(Beginning of MATERIAL PROVIDED)

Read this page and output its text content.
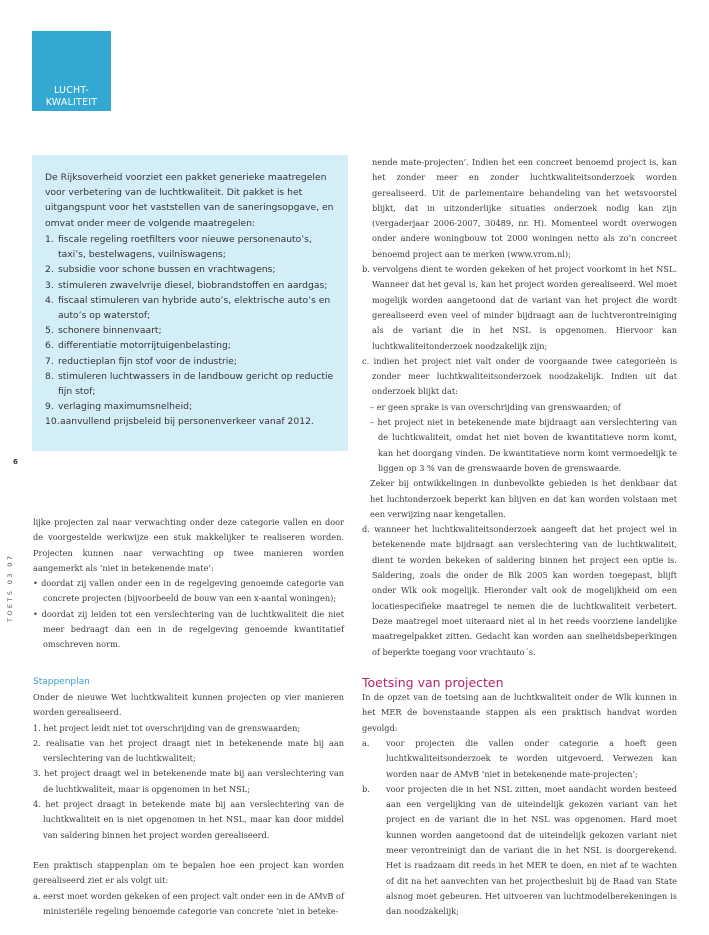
LUCHT-
KWALITEIT
De Rijksoverheid voorziet een pakket generieke maatregelen voor verbetering van de luchtkwaliteit. Dit pakket is het uitgangspunt voor het vaststellen van de saneringsopgave, en omvat onder meer de volgende maatregelen:
1. fiscale regeling roetfilters voor nieuwe personenauto’s, taxi’s, bestelwagens, vuilniswagens;
2. subsidie voor schone bussen en vrachtwagens;
3. stimuleren zwavelvrije diesel, biobrandstoffen en aardgas;
4. fiscaal stimuleren van hybride auto’s, elektrische auto’s en auto’s op waterstof;
5. schonere binnenvaart;
6. differentiatie motorrijtuigenbelasting;
7. reductieplan fijn stof voor de industrie;
8. stimuleren luchtwassers in de landbouw gericht op reductie fijn stof;
9. verlaging maximumsnelheid;
10. aanvullend prijsbeleid bij personenverkeer vanaf 2012.
6
TOETS 03 07

lijke projecten zal naar verwachting onder deze categorie vallen en door de voorgestelde werkwijze een stuk makkelijker te realiseren worden. Projecten kunnen naar verwachting op twee manieren worden aangemerkt als ‘niet in betekenende mate’:

• doordat zij vallen onder een in de regelgeving genoemde categorie van concrete projecten (bijvoorbeeld de bouw van een x-aantal woningen);

• doordat zij leiden tot een verslechtering van de luchtkwaliteit die niet meer bedraagt dan een in de regelgeving genoemde kwantitatief omschreven norm.

Stappenplan

Onder de nieuwe Wet luchtkwaliteit kunnen projecten op vier manieren worden gerealiseerd.

1. het project leidt niet tot overschrijding van de grenswaarden;

2. realisatie van het project draagt niet in betekenende mate bij aan verslechtering van de luchtkwaliteit;

3. het project draagt wel in betekenende mate bij aan verslechtering van de luchtkwaliteit, maar is opgenomen in het NSL;

4. het project draagt in betekende mate bij aan verslechtering van de luchtkwaliteit en is niet opgenomen in het NSL, maar kan door middel van saldering binnen het project worden gerealiseerd.

Een praktisch stappenplan om te bepalen hoe een project kan worden gerealiseerd ziet er als volgt uit:

a. eerst moet worden gekeken of een project valt onder een in de AMvB of ministeriële regeling benoemde categorie van concrete ‘niet in beteke-

nende mate-projecten’. Indien het een concreet benoemd project is, kan het zonder meer en zonder luchtkwaliteitsonderzoek worden gerealiseerd. Uit de parlementaire behandeling van het wetsvoorstel blijkt, dat in uitzonderlijke situaties onderzoek nodig kan zijn (vergaderjaar 2006-2007, 30489, nr. H). Momenteel wordt overwogen onder andere woningbouw tot 2000 woningen netto als zo’n concreet benoemd project aan te merken (www.vrom.nl);

b. vervolgens dient te worden gekeken of het project voorkomt in het NSL. Wanneer dat het geval is, kan het project worden gerealiseerd. Wel moet mogelijk worden aangetoond dat de variant van het project die wordt gerealiseerd even veel of minder bijdraagt aan de luchtverontreiniging als de variant die in het NSL is opgenomen. Hiervoor kan luchtkwaliteitonderzoek noodzakelijk zijn;

c. indien het project niet valt onder de voorgaande twee categorieën is zonder meer luchtkwaliteitsonderzoek noodzakelijk. Indien uit dat onderzoek blijkt dat:

– er geen sprake is van overschrijding van grenswaarden; of

– het project niet in betekenende mate bijdraagt aan verslechtering van de luchtkwaliteit, omdat het niet boven de kwantitatieve norm komt, kan het doorgang vinden. De kwantitatieve norm komt vermoedelijk te liggen op 3 % van de grenswaarde boven de grenswaarde.

Zeker bij ontwikkelingen in dunbevolkte gebieden is het denkbaar dat het luchtonderzoek beperkt kan blijven en dat kan worden volstaan met een verwijzing naar kengetallen.

d. wanneer het luchtkwaliteitsonderzoek aangeeft dat het project wel in betekenende mate bijdraagt aan verslechtering van de luchtkwaliteit, dient te worden bekeken of saldering binnen het project een optie is. Saldering, zoals die onder de Blk 2005 kan worden toegepast, blijft onder Wlk ook mogelijk. Hieronder valt ook de mogelijkheid om een locatiespecifieke maatregel te nemen die de luchtkwaliteit verbetert. Deze maatregel moet uiteraard niet al in het reeds voorziene landelijke maatregelpakket zitten. Gedacht kan worden aan snelheidsbeperkingen of beperkte toegang voor vrachtauto´s.

Toetsing van projecten

In de opzet van de toetsing aan de luchtkwaliteit onder de Wlk kunnen in het MER de bovenstaande stappen als een praktisch handvat worden gevolgd:

a. voor projecten die vallen onder categorie a hoeft geen luchtkwaliteitsonderzoek te worden uitgevoerd. Verwezen kan worden naar de AMvB ‘niet in betekenende mate-projecten’;
b. voor projecten die in het NSL zitten, moet aandacht worden besteed aan een vergelijking van de uiteindelijk gekozen variant van het project en de variant die in het NSL was opgenomen. Hard moet kunnen worden aangetoond dat de uiteindelijk gekozen variant niet meer verontreinigt dan de variant die in het NSL is doorgerekend. Het is raadzaam dit reeds in het MER te doen, en niet af te wachten of dit na het aanvechten van het projectbesluit bij de Raad van State alsnog moet gebeuren. Het uitvoeren van luchtmodelberekeningen is dan noodzakelijk;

(End of MATERIAL PROVIDED)

→ **REQUIREMENT**:
What is needed is every line of the data above, set down exactly but with the images left out.

→ **WRITTEN ANSWER**:
Read this page and output its text content.
LUCHT-
KWALITEIT
De Rijksoverheid voorziet een pakket generieke maatregelen voor verbetering van de luchtkwaliteit. Dit pakket is het uitgangspunt voor het vaststellen van de saneringsopgave, en omvat onder meer de volgende maatregelen:
1. fiscale regeling roetfilters voor nieuwe personenauto’s, taxi’s, bestelwagens, vuilniswagens;
2. subsidie voor schone bussen en vrachtwagens;
3. stimuleren zwavelvrije diesel, biobrandstoffen en aardgas;
4. fiscaal stimuleren van hybride auto’s, elektrische auto’s en auto’s op waterstof;
5. schonere binnenvaart;
6. differentiatie motorrijtuigenbelasting;
7. reductieplan fijn stof voor de industrie;
8. stimuleren luchtwassers in de landbouw gericht op reductie fijn stof;
9. verlaging maximumsnelheid;
10. aanvullend prijsbeleid bij personenverkeer vanaf 2012.
6
TOETS 03 07

lijke projecten zal naar verwachting onder deze categorie vallen en door de voorgestelde werkwijze een stuk makkelijker te realiseren worden. Projecten kunnen naar verwachting op twee manieren worden aangemerkt als ‘niet in betekenende mate’:

• doordat zij vallen onder een in de regelgeving genoemde categorie van concrete projecten (bijvoorbeeld de bouw van een x-aantal woningen);

• doordat zij leiden tot een verslechtering van de luchtkwaliteit die niet meer bedraagt dan een in de regelgeving genoemde kwantitatief omschreven norm.

Stappenplan

Onder de nieuwe Wet luchtkwaliteit kunnen projecten op vier manieren worden gerealiseerd.

1. het project leidt niet tot overschrijding van de grenswaarden;

2. realisatie van het project draagt niet in betekenende mate bij aan verslechtering van de luchtkwaliteit;

3. het project draagt wel in betekenende mate bij aan verslechtering van de luchtkwaliteit, maar is opgenomen in het NSL;

4. het project draagt in betekende mate bij aan verslechtering van de luchtkwaliteit en is niet opgenomen in het NSL, maar kan door middel van saldering binnen het project worden gerealiseerd.

Een praktisch stappenplan om te bepalen hoe een project kan worden gerealiseerd ziet er als volgt uit:

a. eerst moet worden gekeken of een project valt onder een in de AMvB of ministeriële regeling benoemde categorie van concrete ‘niet in beteke-

nende mate-projecten’. Indien het een concreet benoemd project is, kan het zonder meer en zonder luchtkwaliteitsonderzoek worden gerealiseerd. Uit de parlementaire behandeling van het wetsvoorstel blijkt, dat in uitzonderlijke situaties onderzoek nodig kan zijn (vergaderjaar 2006-2007, 30489, nr. H). Momenteel wordt overwogen onder andere woningbouw tot 2000 woningen netto als zo’n concreet benoemd project aan te merken (www.vrom.nl);

b. vervolgens dient te worden gekeken of het project voorkomt in het NSL. Wanneer dat het geval is, kan het project worden gerealiseerd. Wel moet mogelijk worden aangetoond dat de variant van het project die wordt gerealiseerd even veel of minder bijdraagt aan de luchtverontreiniging als de variant die in het NSL is opgenomen. Hiervoor kan luchtkwaliteitonderzoek noodzakelijk zijn;

c. indien het project niet valt onder de voorgaande twee categorieën is zonder meer luchtkwaliteitsonderzoek noodzakelijk. Indien uit dat onderzoek blijkt dat:

– er geen sprake is van overschrijding van grenswaarden; of

– het project niet in betekenende mate bijdraagt aan verslechtering van de luchtkwaliteit, omdat het niet boven de kwantitatieve norm komt, kan het doorgang vinden. De kwantitatieve norm komt vermoedelijk te liggen op 3 % van de grenswaarde boven de grenswaarde.

Zeker bij ontwikkelingen in dunbevolkte gebieden is het denkbaar dat het luchtonderzoek beperkt kan blijven en dat kan worden volstaan met een verwijzing naar kengetallen.

d. wanneer het luchtkwaliteitsonderzoek aangeeft dat het project wel in betekenende mate bijdraagt aan verslechtering van de luchtkwaliteit, dient te worden bekeken of saldering binnen het project een optie is. Saldering, zoals die onder de Blk 2005 kan worden toegepast, blijft onder Wlk ook mogelijk. Hieronder valt ook de mogelijkheid om een locatiespecifieke maatregel te nemen die de luchtkwaliteit verbetert. Deze maatregel moet uiteraard niet al in het reeds voorziene landelijke maatregelpakket zitten. Gedacht kan worden aan snelheidsbeperkingen of beperkte toegang voor vrachtauto´s.

Toetsing van projecten

In de opzet van de toetsing aan de luchtkwaliteit onder de Wlk kunnen in het MER de bovenstaande stappen als een praktisch handvat worden gevolgd:

a. voor projecten die vallen onder categorie a hoeft geen luchtkwaliteitsonderzoek te worden uitgevoerd. Verwezen kan worden naar de AMvB ‘niet in betekenende mate-projecten’;
b. voor projecten die in het NSL zitten, moet aandacht worden besteed aan een vergelijking van de uiteindelijk gekozen variant van het project en de variant die in het NSL was opgenomen. Hard moet kunnen worden aangetoond dat de uiteindelijk gekozen variant niet meer verontreinigt dan de variant die in het NSL is doorgerekend. Het is raadzaam dit reeds in het MER te doen, en niet af te wachten of dit na het aanvechten van het projectbesluit bij de Raad van State alsnog moet gebeuren. Het uitvoeren van luchtmodelberekeningen is dan noodzakelijk;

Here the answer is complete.